Collected data entries:
━━━━━━━━
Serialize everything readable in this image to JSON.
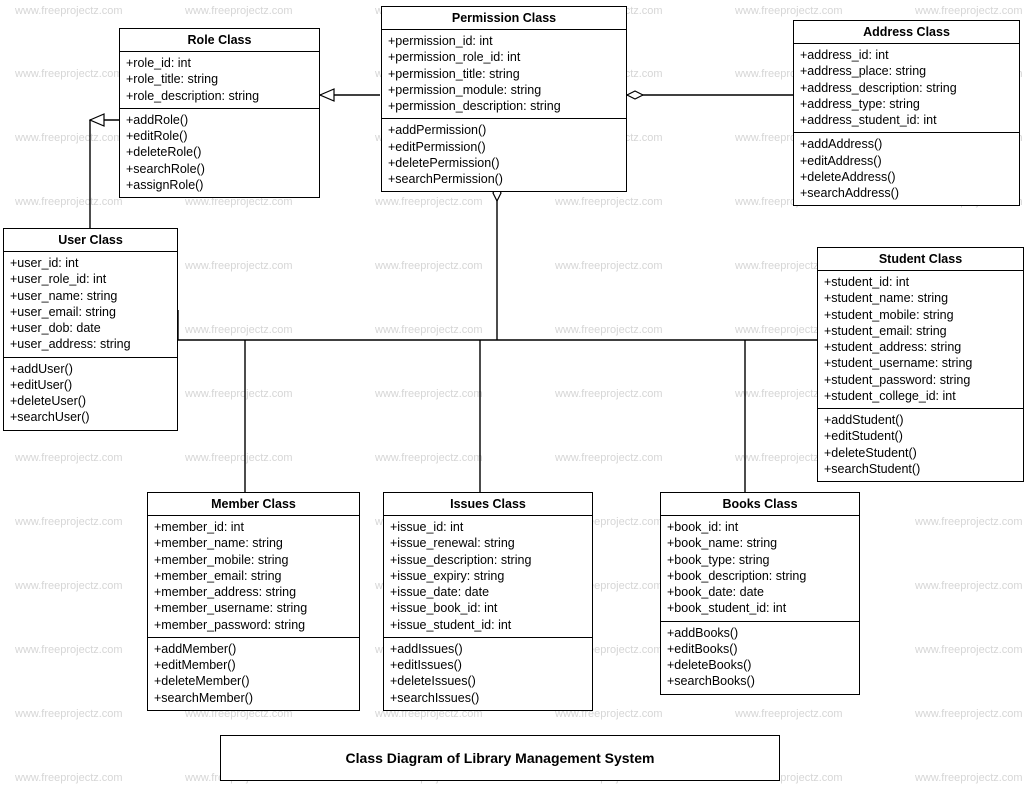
{
  "watermark_text": "www.freeprojectz.com",
  "diagram_title": "Class Diagram of Library Management System",
  "classes": {
    "role": {
      "title": "Role Class",
      "attrs": [
        "+role_id: int",
        "+role_title: string",
        "+role_description: string"
      ],
      "ops": [
        "+addRole()",
        "+editRole()",
        "+deleteRole()",
        "+searchRole()",
        "+assignRole()"
      ]
    },
    "permission": {
      "title": "Permission Class",
      "attrs": [
        "+permission_id: int",
        "+permission_role_id: int",
        "+permission_title: string",
        "+permission_module: string",
        "+permission_description: string"
      ],
      "ops": [
        "+addPermission()",
        "+editPermission()",
        "+deletePermission()",
        "+searchPermission()"
      ]
    },
    "address": {
      "title": "Address Class",
      "attrs": [
        "+address_id: int",
        "+address_place: string",
        "+address_description: string",
        "+address_type: string",
        "+address_student_id: int"
      ],
      "ops": [
        "+addAddress()",
        "+editAddress()",
        "+deleteAddress()",
        "+searchAddress()"
      ]
    },
    "user": {
      "title": "User Class",
      "attrs": [
        "+user_id: int",
        "+user_role_id: int",
        "+user_name: string",
        "+user_email: string",
        "+user_dob: date",
        "+user_address: string"
      ],
      "ops": [
        "+addUser()",
        "+editUser()",
        "+deleteUser()",
        "+searchUser()"
      ]
    },
    "student": {
      "title": "Student Class",
      "attrs": [
        "+student_id: int",
        "+student_name: string",
        "+student_mobile: string",
        "+student_email: string",
        "+student_address: string",
        "+student_username: string",
        "+student_password: string",
        "+student_college_id: int"
      ],
      "ops": [
        "+addStudent()",
        "+editStudent()",
        "+deleteStudent()",
        "+searchStudent()"
      ]
    },
    "member": {
      "title": "Member Class",
      "attrs": [
        "+member_id: int",
        "+member_name: string",
        "+member_mobile: string",
        "+member_email: string",
        "+member_address: string",
        "+member_username: string",
        "+member_password: string"
      ],
      "ops": [
        "+addMember()",
        "+editMember()",
        "+deleteMember()",
        "+searchMember()"
      ]
    },
    "issues": {
      "title": "Issues Class",
      "attrs": [
        "+issue_id: int",
        "+issue_renewal: string",
        "+issue_description: string",
        "+issue_expiry: string",
        "+issue_date: date",
        "+issue_book_id: int",
        "+issue_student_id: int"
      ],
      "ops": [
        "+addIssues()",
        "+editIssues()",
        "+deleteIssues()",
        "+searchIssues()"
      ]
    },
    "books": {
      "title": "Books Class",
      "attrs": [
        "+book_id: int",
        "+book_name: string",
        "+book_type: string",
        "+book_description: string",
        "+book_date: date",
        "+book_student_id: int"
      ],
      "ops": [
        "+addBooks()",
        "+editBooks()",
        "+deleteBooks()",
        "+searchBooks()"
      ]
    }
  }
}
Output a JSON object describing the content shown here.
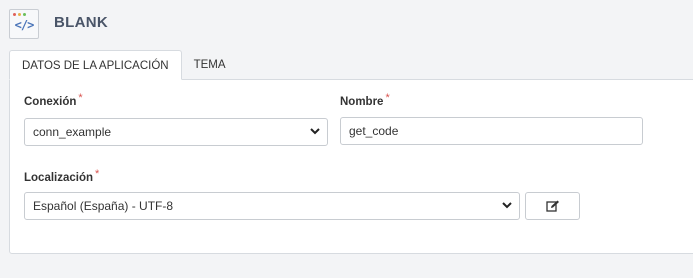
{
  "app": {
    "title": "BLANK",
    "icon": "code-icon",
    "icon_glyph": "</>"
  },
  "tabs": [
    {
      "label": "DATOS DE LA APLICACIÓN",
      "active": true
    },
    {
      "label": "TEMA",
      "active": false
    }
  ],
  "form": {
    "connection": {
      "label": "Conexión",
      "required_mark": "*",
      "value": "conn_example"
    },
    "name": {
      "label": "Nombre",
      "required_mark": "*",
      "value": "get_code"
    },
    "locale": {
      "label": "Localización",
      "required_mark": "*",
      "value": "Español (España) - UTF-8"
    },
    "edit_button_icon": "edit-icon"
  },
  "colors": {
    "accent": "#4a74b8",
    "required": "#d9534f",
    "title": "#4a5568"
  }
}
━━━━━━━━
THE PROBLEM:
Return all of the data exactly as written, and drop the pictures.

EXERCISE OUTPUT:
Serialize everything readable in this image to JSON.
{
  "watermark_text": "www.freeprojectz.com",
  "diagram_title": "Class Diagram of Library Management System",
  "classes": {
    "role": {
      "title": "Role Class",
      "attrs": [
        "+role_id: int",
        "+role_title: string",
        "+role_description: string"
      ],
      "ops": [
        "+addRole()",
        "+editRole()",
        "+deleteRole()",
        "+searchRole()",
        "+assignRole()"
      ]
    },
    "permission": {
      "title": "Permission Class",
      "attrs": [
        "+permission_id: int",
        "+permission_role_id: int",
        "+permission_title: string",
        "+permission_module: string",
        "+permission_description: string"
      ],
      "ops": [
        "+addPermission()",
        "+editPermission()",
        "+deletePermission()",
        "+searchPermission()"
      ]
    },
    "address": {
      "title": "Address Class",
      "attrs": [
        "+address_id: int",
        "+address_place: string",
        "+address_description: string",
        "+address_type: string",
        "+address_student_id: int"
      ],
      "ops": [
        "+addAddress()",
        "+editAddress()",
        "+deleteAddress()",
        "+searchAddress()"
      ]
    },
    "user": {
      "title": "User Class",
      "attrs": [
        "+user_id: int",
        "+user_role_id: int",
        "+user_name: string",
        "+user_email: string",
        "+user_dob: date",
        "+user_address: string"
      ],
      "ops": [
        "+addUser()",
        "+editUser()",
        "+deleteUser()",
        "+searchUser()"
      ]
    },
    "student": {
      "title": "Student Class",
      "attrs": [
        "+student_id: int",
        "+student_name: string",
        "+student_mobile: string",
        "+student_email: string",
        "+student_address: string",
        "+student_username: string",
        "+student_password: string",
        "+student_college_id: int"
      ],
      "ops": [
        "+addStudent()",
        "+editStudent()",
        "+deleteStudent()",
        "+searchStudent()"
      ]
    },
    "member": {
      "title": "Member Class",
      "attrs": [
        "+member_id: int",
        "+member_name: string",
        "+member_mobile: string",
        "+member_email: string",
        "+member_address: string",
        "+member_username: string",
        "+member_password: string"
      ],
      "ops": [
        "+addMember()",
        "+editMember()",
        "+deleteMember()",
        "+searchMember()"
      ]
    },
    "issues": {
      "title": "Issues Class",
      "attrs": [
        "+issue_id: int",
        "+issue_renewal: string",
        "+issue_description: string",
        "+issue_expiry: string",
        "+issue_date: date",
        "+issue_book_id: int",
        "+issue_student_id: int"
      ],
      "ops": [
        "+addIssues()",
        "+editIssues()",
        "+deleteIssues()",
        "+searchIssues()"
      ]
    },
    "books": {
      "title": "Books Class",
      "attrs": [
        "+book_id: int",
        "+book_name: string",
        "+book_type: string",
        "+book_description: string",
        "+book_date: date",
        "+book_student_id: int"
      ],
      "ops": [
        "+addBooks()",
        "+editBooks()",
        "+deleteBooks()",
        "+searchBooks()"
      ]
    }
  }
}
Output a JSON object describing the content shown here.
{
  "app": {
    "title": "BLANK",
    "icon": "code-icon",
    "icon_glyph": "</>"
  },
  "tabs": [
    {
      "label": "DATOS DE LA APLICACIÓN",
      "active": true
    },
    {
      "label": "TEMA",
      "active": false
    }
  ],
  "form": {
    "connection": {
      "label": "Conexión",
      "required_mark": "*",
      "value": "conn_example"
    },
    "name": {
      "label": "Nombre",
      "required_mark": "*",
      "value": "get_code"
    },
    "locale": {
      "label": "Localización",
      "required_mark": "*",
      "value": "Español (España) - UTF-8"
    },
    "edit_button_icon": "edit-icon"
  },
  "colors": {
    "accent": "#4a74b8",
    "required": "#d9534f",
    "title": "#4a5568"
  }
}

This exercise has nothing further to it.